%%

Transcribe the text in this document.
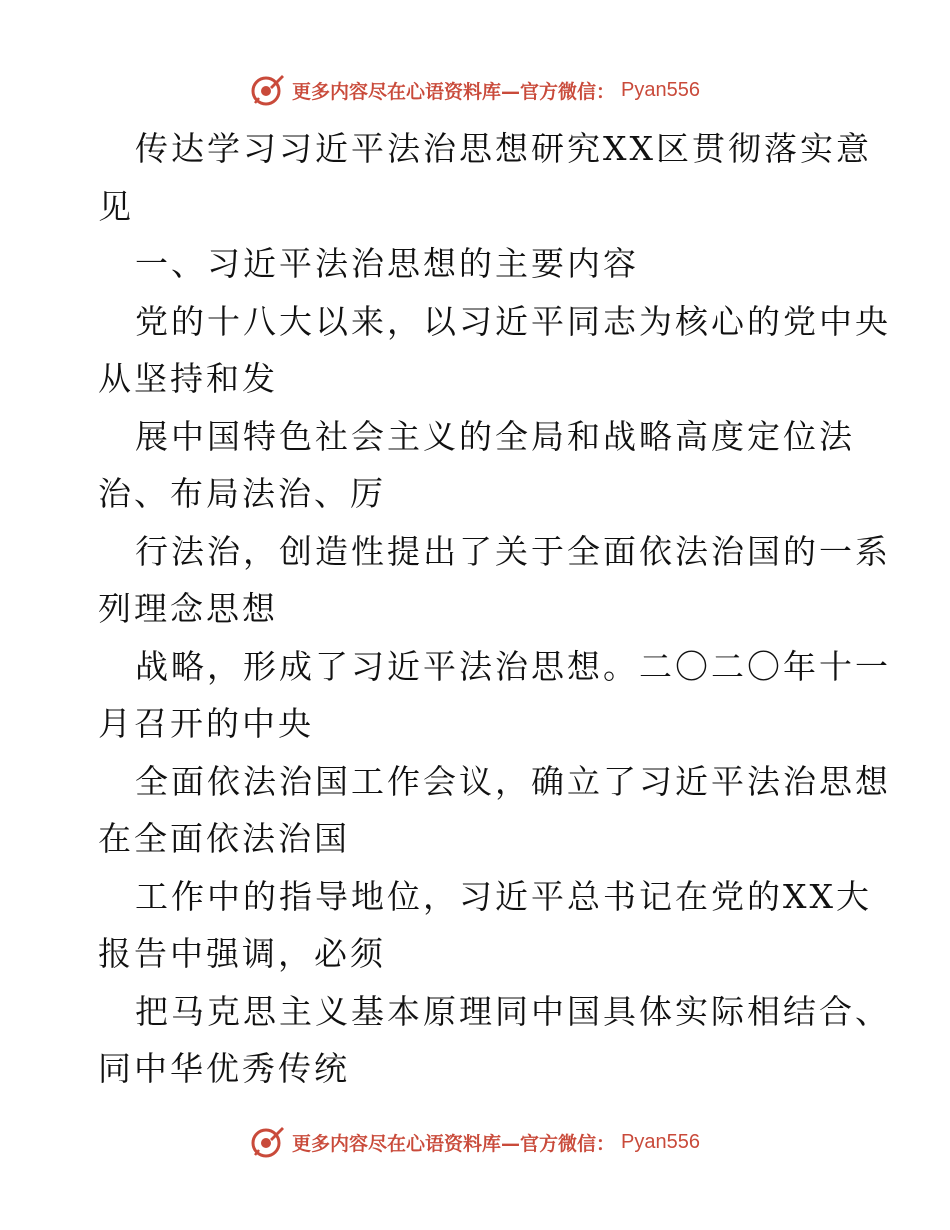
更多内容尽在心语资料库—官方微信： Pyan556

传达学习习近平法治思想研究XX区贯彻落实意

见

一、习近平法治思想的主要内容

党的十八大以来，以习近平同志为核心的党中央

从坚持和发

展中国特色社会主义的全局和战略高度定位法

治、布局法治、厉

行法治，创造性提出了关于全面依法治国的一系

列理念思想

战略，形成了习近平法治思想。二〇二〇年十一

月召开的中央

全面依法治国工作会议，确立了习近平法治思想

在全面依法治国

工作中的指导地位，习近平总书记在党的XX大

报告中强调，必须

把马克思主义基本原理同中国具体实际相结合、

同中华优秀传统

更多内容尽在心语资料库—官方微信： Pyan556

%%

WHAT YOU ARE ASKED TO DO
Write out the material above once more, exactly as it reads, with no pictures.

RESPONSE
Transcribe the text in this document.
更多内容尽在心语资料库—官方微信： Pyan556

传达学习习近平法治思想研究XX区贯彻落实意

见

一、习近平法治思想的主要内容

党的十八大以来，以习近平同志为核心的党中央

从坚持和发

展中国特色社会主义的全局和战略高度定位法

治、布局法治、厉

行法治，创造性提出了关于全面依法治国的一系

列理念思想

战略，形成了习近平法治思想。二〇二〇年十一

月召开的中央

全面依法治国工作会议，确立了习近平法治思想

在全面依法治国

工作中的指导地位，习近平总书记在党的XX大

报告中强调，必须

把马克思主义基本原理同中国具体实际相结合、

同中华优秀传统

更多内容尽在心语资料库—官方微信： Pyan556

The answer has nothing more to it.